◆ Task instructions ◆
Show every line in the entries below where the word "über" appears.

==== Excerpted data

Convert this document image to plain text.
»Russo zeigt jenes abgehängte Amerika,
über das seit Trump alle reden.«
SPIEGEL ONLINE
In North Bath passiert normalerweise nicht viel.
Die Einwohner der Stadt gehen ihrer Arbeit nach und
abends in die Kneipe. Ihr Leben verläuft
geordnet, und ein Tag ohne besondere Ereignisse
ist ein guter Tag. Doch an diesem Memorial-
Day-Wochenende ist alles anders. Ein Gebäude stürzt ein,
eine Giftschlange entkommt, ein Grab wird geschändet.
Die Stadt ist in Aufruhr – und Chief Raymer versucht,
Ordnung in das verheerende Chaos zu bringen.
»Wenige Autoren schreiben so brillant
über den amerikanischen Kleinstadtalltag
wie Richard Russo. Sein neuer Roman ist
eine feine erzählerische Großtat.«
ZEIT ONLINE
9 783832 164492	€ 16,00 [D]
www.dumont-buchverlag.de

========
==== Excerpted data

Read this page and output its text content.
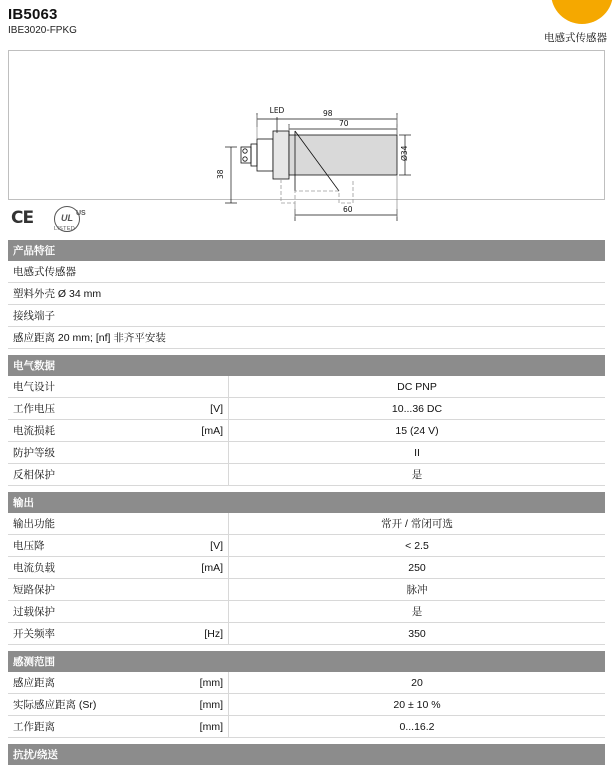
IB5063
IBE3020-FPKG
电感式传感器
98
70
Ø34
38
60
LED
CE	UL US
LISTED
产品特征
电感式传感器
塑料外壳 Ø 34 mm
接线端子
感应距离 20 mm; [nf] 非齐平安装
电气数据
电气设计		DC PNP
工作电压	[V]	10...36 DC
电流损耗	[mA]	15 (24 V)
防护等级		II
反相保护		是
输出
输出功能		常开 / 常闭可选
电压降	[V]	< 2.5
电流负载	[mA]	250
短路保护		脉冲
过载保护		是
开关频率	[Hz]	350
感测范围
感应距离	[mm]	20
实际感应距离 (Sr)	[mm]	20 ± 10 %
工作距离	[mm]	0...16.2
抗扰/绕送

========

◆ Written solution ◆
über das seit Trump alle reden.«
über den amerikanischen Kleinstadtalltag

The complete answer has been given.